(Saved entries)
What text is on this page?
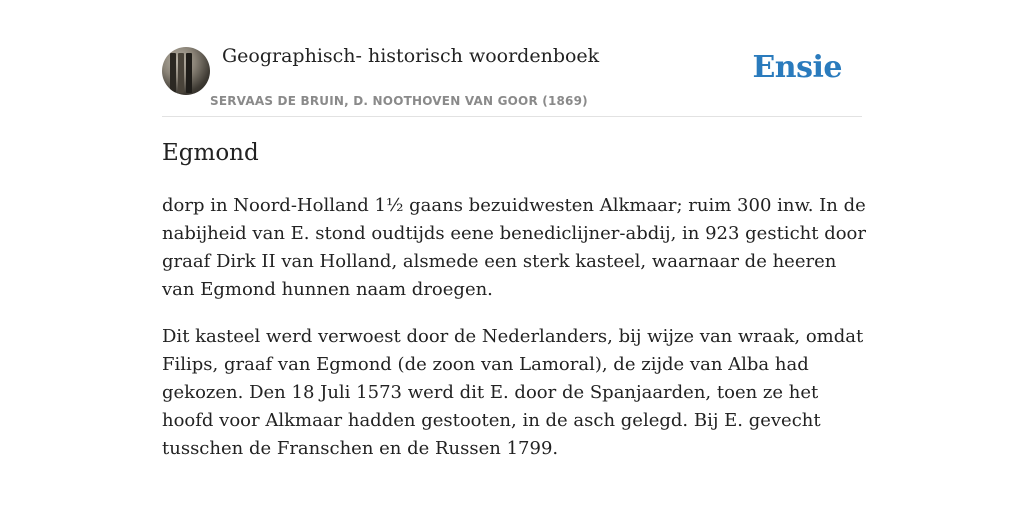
Geographisch- historisch woordenboek
SERVAAS DE BRUIN, D. NOOTHOVEN VAN GOOR (1869)
Ensie
Egmond

dorp in Noord-Holland 1½ gaans bezuidwesten Alkmaar; ruim 300 inw. In de nabijheid van E. stond oudtijds eene benediclijner-abdij, in 923 gesticht door graaf Dirk II van Holland, alsmede een sterk kasteel, waarnaar de heeren van Egmond hunnen naam droegen.

Dit kasteel werd verwoest door de Nederlanders, bij wijze van wraak, omdat Filips, graaf van Egmond (de zoon van Lamoral), de zijde van Alba had gekozen. Den 18 Juli 1573 werd dit E. door de Spanjaarden, toen ze het hoofd voor Alkmaar hadden gestooten, in de asch gelegd. Bij E. gevecht tusschen de Franschen en de Russen 1799.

- [OBJECTIVE]: Using the data above, copy each line that contains "Egmond".

- [THE OUTPUT]:
Egmond
dorp in Noord-Holland 1½ gaans bezuidwesten Alkmaar; ruim 300 inw. In de nabijheid van E. stond oudtijds eene benediclijner-abdij, in 923 gesticht door graaf Dirk II van Holland, alsmede een sterk kasteel, waarnaar de heeren van Egmond hunnen naam droegen.
Dit kasteel werd verwoest door de Nederlanders, bij wijze van wraak, omdat Filips, graaf van Egmond (de zoon van Lamoral), de zijde van Alba had gekozen. Den 18 Juli 1573 werd dit E. door de Spanjaarden, toen ze het hoofd voor Alkmaar hadden gestooten, in de asch gelegd. Bij E. gevecht tusschen de Franschen en de Russen 1799.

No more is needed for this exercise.